-- begin THE INPUT --

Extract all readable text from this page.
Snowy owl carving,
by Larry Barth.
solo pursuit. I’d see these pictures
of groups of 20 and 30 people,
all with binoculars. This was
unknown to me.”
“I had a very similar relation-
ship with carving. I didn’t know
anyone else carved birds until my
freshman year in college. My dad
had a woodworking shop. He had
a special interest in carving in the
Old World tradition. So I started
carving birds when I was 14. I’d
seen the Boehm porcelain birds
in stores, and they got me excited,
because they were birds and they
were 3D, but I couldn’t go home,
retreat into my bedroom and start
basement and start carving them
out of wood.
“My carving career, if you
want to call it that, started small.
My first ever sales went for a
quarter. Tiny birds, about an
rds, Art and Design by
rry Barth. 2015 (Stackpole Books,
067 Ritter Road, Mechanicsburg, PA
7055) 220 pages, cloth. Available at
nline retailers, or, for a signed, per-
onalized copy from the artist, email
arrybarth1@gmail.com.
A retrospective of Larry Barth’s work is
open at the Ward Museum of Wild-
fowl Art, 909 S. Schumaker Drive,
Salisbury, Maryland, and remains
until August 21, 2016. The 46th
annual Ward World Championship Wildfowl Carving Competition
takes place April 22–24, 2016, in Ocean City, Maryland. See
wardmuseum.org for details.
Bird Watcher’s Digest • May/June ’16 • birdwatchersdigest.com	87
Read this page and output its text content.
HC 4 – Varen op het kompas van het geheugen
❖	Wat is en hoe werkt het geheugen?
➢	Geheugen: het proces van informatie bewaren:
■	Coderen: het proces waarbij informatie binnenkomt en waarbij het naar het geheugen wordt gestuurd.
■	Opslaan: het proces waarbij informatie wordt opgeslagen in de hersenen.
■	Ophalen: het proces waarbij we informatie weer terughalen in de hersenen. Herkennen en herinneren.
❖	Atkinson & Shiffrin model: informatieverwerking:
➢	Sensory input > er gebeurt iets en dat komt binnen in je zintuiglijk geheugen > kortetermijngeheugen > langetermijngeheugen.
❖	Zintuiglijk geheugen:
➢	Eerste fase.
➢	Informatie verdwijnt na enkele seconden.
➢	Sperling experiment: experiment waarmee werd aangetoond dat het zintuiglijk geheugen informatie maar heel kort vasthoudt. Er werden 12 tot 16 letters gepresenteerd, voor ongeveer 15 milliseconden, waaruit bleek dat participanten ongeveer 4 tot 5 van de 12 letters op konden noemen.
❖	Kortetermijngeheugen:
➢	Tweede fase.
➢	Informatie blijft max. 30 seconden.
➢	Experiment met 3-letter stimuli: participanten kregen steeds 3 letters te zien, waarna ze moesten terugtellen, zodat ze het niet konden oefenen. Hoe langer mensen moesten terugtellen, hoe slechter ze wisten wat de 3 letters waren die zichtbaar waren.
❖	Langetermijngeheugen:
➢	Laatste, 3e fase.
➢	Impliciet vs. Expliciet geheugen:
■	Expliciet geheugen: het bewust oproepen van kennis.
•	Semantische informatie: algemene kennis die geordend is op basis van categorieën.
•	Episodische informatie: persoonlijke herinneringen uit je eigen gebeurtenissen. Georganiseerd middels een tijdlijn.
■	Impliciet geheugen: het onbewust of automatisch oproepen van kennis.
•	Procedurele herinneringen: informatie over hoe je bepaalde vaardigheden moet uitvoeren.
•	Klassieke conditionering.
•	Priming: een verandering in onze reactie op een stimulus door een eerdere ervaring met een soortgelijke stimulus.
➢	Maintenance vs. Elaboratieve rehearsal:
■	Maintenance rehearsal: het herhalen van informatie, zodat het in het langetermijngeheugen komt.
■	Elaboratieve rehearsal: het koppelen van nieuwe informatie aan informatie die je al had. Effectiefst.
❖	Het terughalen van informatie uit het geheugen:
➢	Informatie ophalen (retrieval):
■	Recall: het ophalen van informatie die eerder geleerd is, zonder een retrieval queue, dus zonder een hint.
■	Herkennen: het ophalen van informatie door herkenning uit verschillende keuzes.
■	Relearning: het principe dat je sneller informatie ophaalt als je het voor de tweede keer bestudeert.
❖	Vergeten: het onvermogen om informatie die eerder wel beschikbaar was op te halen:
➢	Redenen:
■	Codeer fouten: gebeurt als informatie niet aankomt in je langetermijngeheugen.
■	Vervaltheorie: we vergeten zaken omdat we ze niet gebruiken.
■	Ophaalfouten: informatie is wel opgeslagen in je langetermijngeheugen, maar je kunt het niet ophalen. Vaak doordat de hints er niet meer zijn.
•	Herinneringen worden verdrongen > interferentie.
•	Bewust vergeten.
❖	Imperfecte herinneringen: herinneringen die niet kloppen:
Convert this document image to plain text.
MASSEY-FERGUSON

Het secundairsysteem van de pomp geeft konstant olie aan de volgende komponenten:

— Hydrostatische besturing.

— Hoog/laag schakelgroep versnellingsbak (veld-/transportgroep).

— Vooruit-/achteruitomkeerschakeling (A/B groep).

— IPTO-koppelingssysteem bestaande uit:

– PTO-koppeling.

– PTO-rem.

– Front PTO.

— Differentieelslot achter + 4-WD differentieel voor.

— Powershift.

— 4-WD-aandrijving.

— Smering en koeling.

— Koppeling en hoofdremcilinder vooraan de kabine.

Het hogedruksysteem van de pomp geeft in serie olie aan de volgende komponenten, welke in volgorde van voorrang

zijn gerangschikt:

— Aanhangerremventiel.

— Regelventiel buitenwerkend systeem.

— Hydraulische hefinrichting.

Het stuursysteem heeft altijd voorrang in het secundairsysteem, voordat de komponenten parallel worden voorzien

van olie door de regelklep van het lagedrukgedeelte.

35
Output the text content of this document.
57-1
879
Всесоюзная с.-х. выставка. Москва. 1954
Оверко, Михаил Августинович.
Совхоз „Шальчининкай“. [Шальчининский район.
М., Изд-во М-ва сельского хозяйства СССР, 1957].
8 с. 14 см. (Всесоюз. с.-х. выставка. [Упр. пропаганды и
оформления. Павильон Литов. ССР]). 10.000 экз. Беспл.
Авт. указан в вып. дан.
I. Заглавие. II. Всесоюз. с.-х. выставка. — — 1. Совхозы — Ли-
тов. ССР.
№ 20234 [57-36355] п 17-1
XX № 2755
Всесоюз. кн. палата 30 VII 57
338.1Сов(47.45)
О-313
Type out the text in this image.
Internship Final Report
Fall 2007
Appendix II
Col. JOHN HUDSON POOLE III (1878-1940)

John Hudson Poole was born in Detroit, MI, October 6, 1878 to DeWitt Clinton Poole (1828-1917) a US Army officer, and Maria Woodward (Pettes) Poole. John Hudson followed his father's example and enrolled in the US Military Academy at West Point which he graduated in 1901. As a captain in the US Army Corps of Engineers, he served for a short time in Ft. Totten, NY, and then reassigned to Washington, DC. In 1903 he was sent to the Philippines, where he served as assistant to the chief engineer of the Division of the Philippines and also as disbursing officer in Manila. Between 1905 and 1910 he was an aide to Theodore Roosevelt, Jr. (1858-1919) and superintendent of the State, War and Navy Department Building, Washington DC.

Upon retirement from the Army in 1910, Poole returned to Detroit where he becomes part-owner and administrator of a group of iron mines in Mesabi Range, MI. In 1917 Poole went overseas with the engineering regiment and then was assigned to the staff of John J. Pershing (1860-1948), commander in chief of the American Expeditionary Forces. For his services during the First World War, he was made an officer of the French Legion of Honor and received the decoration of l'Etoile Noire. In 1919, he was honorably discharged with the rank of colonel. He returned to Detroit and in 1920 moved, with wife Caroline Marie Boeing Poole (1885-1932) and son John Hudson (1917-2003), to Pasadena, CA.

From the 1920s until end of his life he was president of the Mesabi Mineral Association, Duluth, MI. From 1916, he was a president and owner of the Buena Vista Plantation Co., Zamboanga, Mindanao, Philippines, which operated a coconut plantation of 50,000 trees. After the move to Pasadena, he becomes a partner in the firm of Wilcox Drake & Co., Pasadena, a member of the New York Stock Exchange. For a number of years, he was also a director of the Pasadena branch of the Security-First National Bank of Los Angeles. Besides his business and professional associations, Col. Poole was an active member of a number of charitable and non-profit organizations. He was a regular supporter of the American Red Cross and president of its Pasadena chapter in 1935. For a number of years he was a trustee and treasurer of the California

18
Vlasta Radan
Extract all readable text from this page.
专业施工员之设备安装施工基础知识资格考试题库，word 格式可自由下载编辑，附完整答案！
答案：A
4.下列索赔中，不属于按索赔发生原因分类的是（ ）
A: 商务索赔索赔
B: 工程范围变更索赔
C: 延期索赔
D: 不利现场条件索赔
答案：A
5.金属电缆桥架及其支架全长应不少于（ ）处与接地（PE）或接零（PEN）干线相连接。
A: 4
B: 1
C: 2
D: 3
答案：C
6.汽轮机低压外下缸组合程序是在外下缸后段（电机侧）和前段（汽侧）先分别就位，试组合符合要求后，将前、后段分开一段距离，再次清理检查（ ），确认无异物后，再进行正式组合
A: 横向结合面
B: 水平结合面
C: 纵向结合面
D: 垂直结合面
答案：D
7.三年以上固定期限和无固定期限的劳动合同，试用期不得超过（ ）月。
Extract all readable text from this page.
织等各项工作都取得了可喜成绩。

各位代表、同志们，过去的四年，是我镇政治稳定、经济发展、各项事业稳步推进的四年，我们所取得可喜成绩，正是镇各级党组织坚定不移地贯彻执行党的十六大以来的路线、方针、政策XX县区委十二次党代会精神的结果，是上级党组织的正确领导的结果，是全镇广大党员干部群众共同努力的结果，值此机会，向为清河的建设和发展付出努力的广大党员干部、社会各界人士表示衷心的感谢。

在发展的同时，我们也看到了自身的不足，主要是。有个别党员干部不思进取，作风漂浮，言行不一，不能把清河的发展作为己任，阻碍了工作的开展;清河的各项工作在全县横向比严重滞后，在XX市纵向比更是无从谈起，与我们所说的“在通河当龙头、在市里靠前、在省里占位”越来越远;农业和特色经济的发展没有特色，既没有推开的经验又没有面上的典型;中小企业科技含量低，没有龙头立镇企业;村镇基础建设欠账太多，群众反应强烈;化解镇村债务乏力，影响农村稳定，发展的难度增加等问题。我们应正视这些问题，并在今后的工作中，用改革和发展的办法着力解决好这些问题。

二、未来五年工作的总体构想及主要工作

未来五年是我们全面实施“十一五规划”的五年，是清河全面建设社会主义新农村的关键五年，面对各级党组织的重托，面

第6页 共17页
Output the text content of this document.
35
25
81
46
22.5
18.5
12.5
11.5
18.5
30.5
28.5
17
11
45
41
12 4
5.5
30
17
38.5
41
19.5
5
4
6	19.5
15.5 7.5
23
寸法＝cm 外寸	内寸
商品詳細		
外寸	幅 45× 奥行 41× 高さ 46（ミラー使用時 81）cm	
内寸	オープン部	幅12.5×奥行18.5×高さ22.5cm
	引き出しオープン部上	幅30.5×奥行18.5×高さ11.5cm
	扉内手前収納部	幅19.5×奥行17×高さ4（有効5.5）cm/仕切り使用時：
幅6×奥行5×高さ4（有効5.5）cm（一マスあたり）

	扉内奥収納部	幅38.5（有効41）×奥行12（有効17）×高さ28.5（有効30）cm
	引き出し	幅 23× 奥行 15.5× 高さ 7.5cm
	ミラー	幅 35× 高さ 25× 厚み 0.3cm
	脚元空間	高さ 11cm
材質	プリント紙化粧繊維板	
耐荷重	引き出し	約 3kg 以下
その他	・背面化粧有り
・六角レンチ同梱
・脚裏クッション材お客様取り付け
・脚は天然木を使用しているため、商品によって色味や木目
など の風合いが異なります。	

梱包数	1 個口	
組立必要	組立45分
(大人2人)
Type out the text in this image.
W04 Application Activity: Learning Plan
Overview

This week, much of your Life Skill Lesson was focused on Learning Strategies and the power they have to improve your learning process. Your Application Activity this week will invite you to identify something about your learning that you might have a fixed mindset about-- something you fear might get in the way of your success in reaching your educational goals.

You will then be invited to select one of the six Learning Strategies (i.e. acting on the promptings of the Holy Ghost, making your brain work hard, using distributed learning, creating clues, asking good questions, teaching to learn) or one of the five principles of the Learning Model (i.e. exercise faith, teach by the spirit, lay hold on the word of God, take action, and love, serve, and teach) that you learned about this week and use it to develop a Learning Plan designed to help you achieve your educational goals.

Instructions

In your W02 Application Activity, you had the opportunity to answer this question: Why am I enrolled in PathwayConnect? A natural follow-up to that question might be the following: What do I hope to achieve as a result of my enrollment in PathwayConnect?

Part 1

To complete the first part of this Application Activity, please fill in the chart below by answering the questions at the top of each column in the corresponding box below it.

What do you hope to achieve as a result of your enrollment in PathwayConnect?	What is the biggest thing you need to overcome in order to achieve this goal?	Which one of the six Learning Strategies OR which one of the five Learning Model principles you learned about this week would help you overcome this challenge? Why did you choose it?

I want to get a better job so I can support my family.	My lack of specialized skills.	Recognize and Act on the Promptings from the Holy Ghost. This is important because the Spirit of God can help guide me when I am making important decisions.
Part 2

-- end THE INPUT --

Find all lines with "Impliciet" in them and copy each one.

➢	Impliciet vs. Expliciet geheugen:
■	Impliciet geheugen: het onbewust of automatisch oproepen van kennis.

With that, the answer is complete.